Exercise details - Your task is to copy every line of the entries that contains "panel".

Entries provided -
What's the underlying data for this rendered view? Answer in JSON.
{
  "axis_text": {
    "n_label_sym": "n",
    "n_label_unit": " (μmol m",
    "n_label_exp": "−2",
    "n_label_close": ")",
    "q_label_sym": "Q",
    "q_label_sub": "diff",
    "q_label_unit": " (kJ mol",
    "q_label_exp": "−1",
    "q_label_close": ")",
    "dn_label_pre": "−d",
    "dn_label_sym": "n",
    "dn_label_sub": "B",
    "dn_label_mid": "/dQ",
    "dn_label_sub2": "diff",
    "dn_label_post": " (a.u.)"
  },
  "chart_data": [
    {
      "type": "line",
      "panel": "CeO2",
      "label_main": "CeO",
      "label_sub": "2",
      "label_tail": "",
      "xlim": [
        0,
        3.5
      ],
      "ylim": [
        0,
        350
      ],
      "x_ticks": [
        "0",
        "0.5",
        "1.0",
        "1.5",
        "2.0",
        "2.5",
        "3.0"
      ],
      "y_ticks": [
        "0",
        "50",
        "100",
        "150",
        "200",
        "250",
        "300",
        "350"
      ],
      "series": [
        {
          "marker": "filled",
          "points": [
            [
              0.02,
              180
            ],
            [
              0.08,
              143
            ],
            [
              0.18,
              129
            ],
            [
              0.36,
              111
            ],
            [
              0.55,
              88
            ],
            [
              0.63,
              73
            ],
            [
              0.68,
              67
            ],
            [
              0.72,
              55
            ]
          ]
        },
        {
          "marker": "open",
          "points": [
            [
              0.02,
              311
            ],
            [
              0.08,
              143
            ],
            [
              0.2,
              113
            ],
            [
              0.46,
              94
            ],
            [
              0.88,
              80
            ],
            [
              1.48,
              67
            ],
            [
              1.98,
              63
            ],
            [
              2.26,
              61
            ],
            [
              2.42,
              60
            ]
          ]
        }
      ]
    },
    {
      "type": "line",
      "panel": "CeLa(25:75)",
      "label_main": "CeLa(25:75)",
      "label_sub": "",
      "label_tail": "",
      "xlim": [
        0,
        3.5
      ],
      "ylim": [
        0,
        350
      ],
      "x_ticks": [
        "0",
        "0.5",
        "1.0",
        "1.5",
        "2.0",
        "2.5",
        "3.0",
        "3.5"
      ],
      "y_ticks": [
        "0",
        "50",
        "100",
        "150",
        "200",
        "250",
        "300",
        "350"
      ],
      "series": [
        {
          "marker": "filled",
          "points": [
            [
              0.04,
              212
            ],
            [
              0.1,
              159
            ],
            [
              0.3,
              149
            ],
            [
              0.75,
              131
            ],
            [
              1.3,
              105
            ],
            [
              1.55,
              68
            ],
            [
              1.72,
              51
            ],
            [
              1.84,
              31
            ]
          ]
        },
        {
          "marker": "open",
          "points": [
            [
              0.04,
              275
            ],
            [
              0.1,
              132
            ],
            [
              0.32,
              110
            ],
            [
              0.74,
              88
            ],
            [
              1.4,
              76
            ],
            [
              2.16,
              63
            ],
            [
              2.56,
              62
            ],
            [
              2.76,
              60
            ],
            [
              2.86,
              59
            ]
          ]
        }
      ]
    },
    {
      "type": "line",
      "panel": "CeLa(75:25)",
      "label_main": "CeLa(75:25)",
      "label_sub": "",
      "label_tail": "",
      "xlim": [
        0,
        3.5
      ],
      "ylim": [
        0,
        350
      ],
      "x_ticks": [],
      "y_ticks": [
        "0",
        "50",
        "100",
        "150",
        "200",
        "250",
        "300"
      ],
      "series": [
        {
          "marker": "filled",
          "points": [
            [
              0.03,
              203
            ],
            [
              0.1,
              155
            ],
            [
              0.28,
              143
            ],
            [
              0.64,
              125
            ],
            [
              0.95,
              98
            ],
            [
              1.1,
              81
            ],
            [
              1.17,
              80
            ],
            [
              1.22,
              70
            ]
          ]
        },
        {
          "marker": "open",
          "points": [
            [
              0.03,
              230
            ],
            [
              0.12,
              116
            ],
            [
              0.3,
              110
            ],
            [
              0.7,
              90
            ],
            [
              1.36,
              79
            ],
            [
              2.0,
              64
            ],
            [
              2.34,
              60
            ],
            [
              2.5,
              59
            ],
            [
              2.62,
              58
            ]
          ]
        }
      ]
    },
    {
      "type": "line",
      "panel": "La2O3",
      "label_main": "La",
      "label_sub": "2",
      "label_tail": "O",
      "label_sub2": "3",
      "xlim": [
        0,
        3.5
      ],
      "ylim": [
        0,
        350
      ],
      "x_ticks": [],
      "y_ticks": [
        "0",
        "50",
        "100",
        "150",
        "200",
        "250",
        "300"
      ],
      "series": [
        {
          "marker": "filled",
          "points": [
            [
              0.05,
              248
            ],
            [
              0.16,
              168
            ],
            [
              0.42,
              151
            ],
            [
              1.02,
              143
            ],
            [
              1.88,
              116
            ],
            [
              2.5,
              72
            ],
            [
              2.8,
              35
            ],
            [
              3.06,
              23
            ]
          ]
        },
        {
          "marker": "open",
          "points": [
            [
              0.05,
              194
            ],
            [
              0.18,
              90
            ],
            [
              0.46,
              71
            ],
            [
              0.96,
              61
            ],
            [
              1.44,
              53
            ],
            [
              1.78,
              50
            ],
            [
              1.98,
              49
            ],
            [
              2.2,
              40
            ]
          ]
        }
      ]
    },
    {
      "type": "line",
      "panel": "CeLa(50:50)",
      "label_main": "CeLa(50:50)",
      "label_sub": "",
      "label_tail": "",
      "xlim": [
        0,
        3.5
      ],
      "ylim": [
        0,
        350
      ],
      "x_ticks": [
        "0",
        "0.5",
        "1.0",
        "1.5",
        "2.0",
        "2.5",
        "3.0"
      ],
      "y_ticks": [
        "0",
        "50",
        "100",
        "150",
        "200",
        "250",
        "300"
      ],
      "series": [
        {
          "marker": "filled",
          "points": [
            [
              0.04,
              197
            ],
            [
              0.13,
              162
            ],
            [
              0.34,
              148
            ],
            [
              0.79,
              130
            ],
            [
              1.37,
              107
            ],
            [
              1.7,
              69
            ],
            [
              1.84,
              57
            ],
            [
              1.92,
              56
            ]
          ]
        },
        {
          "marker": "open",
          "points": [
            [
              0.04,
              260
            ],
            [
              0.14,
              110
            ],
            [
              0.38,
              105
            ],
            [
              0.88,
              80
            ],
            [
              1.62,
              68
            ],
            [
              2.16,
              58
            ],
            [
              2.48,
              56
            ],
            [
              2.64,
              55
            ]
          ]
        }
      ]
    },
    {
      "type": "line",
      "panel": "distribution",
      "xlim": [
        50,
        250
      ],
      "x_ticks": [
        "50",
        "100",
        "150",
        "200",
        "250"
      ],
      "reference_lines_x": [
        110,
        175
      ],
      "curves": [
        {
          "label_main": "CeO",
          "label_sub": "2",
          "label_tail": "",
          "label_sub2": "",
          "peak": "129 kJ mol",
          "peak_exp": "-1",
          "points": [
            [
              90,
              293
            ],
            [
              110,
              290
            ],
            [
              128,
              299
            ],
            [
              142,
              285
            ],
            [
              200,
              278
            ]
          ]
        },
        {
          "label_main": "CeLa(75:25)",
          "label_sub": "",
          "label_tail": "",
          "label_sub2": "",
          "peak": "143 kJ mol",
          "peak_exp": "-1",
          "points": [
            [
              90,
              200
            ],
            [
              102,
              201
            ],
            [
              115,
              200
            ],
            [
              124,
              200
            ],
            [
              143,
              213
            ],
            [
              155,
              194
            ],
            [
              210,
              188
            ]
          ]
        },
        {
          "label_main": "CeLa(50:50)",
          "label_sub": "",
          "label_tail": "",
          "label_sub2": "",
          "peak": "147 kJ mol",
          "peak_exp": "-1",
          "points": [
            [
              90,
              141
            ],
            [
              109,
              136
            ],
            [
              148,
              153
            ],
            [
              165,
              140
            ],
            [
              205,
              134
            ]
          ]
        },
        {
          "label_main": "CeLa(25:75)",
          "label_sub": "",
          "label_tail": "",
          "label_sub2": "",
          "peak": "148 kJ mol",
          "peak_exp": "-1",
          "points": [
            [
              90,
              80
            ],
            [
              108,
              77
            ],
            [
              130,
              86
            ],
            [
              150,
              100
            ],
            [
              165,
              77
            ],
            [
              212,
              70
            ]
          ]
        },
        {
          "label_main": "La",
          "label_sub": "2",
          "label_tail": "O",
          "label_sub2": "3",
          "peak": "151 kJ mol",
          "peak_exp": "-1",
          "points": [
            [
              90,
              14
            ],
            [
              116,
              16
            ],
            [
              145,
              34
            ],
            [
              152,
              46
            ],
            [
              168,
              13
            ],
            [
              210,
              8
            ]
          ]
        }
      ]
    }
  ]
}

The reply -
      "panel": "CeO2",
      "panel": "CeLa(25:75)",
      "panel": "CeLa(75:25)",
      "panel": "La2O3",
      "panel": "CeLa(50:50)",
      "panel": "distribution",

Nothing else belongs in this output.